**Items listed in a dataset:**

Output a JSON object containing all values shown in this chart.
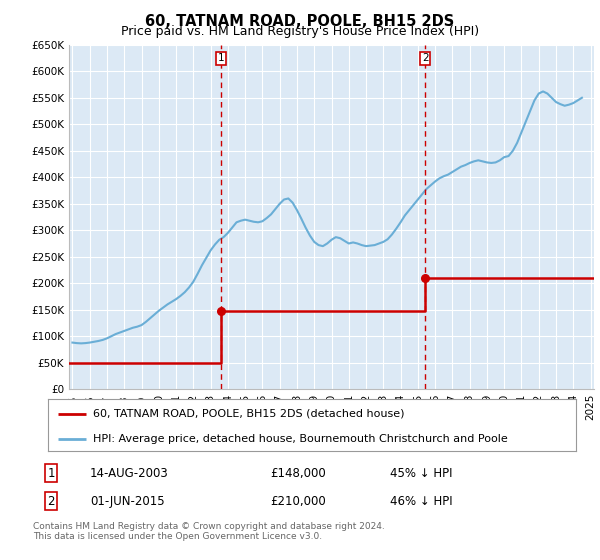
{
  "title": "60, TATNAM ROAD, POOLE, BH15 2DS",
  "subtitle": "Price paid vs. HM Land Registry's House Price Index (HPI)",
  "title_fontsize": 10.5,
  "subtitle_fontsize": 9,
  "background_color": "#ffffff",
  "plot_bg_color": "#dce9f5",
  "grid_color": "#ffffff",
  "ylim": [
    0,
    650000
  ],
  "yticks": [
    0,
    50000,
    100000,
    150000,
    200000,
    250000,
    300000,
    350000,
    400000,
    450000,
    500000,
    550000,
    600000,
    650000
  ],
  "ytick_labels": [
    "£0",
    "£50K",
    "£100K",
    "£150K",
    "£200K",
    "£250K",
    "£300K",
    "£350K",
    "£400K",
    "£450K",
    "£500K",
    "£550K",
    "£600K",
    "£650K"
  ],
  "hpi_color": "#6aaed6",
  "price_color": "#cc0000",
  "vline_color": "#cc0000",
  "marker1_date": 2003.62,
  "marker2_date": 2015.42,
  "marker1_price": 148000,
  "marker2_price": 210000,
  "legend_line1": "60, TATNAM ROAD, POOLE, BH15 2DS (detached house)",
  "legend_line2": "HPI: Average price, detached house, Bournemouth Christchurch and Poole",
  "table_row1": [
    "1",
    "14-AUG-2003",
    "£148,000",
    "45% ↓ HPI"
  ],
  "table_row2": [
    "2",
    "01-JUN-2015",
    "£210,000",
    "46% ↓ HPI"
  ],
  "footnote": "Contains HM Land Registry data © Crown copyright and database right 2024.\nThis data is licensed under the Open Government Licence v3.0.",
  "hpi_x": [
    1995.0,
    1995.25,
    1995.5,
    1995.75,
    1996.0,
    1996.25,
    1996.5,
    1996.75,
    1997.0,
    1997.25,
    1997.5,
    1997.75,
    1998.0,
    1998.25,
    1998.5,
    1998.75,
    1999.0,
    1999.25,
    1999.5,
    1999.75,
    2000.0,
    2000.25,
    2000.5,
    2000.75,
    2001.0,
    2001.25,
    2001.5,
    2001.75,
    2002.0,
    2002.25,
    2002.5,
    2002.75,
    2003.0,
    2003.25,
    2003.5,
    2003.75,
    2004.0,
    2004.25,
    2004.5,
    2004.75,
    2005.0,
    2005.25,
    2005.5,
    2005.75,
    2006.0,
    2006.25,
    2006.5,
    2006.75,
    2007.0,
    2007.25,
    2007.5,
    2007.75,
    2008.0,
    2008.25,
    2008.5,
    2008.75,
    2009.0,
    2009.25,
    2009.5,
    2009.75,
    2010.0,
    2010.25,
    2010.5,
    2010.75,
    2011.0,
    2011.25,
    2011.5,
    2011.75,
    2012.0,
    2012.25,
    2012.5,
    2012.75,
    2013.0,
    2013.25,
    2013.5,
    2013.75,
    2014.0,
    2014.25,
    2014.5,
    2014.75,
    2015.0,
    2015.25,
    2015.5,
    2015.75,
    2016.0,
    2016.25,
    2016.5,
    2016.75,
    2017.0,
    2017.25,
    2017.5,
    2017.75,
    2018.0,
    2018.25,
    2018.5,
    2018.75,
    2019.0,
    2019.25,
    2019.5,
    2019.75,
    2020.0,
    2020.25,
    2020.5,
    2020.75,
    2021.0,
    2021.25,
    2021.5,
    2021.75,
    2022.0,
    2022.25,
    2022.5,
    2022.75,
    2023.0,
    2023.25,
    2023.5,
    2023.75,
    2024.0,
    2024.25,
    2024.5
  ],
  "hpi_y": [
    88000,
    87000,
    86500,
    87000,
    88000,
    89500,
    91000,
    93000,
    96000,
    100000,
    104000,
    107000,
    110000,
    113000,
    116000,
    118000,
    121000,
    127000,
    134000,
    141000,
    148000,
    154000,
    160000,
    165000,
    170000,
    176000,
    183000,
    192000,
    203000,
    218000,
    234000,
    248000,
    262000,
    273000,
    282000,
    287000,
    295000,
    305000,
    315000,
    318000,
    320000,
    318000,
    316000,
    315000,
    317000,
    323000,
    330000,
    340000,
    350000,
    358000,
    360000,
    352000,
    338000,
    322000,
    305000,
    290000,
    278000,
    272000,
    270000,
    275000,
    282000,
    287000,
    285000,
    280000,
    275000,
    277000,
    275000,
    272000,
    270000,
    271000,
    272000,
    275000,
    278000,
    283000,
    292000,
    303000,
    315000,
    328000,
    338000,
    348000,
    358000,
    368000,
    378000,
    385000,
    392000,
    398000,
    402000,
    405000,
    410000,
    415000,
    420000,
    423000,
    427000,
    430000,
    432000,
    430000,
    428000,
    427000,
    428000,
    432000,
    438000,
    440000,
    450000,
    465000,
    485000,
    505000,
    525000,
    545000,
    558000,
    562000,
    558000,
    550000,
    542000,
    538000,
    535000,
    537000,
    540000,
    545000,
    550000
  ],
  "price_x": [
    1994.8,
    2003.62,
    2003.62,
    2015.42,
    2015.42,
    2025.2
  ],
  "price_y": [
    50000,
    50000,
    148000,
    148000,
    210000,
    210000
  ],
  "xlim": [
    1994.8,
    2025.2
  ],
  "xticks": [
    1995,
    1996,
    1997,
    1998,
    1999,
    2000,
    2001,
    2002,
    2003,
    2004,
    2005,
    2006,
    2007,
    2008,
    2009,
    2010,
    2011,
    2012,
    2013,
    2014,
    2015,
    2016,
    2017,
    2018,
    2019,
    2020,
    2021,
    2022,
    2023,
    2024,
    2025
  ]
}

**The request:**
Return every line above in which the string "TATNAM" occurs.

**Response for this exercise:**
  "title": "60, TATNAM ROAD, POOLE, BH15 2DS",
  "legend_line1": "60, TATNAM ROAD, POOLE, BH15 2DS (detached house)",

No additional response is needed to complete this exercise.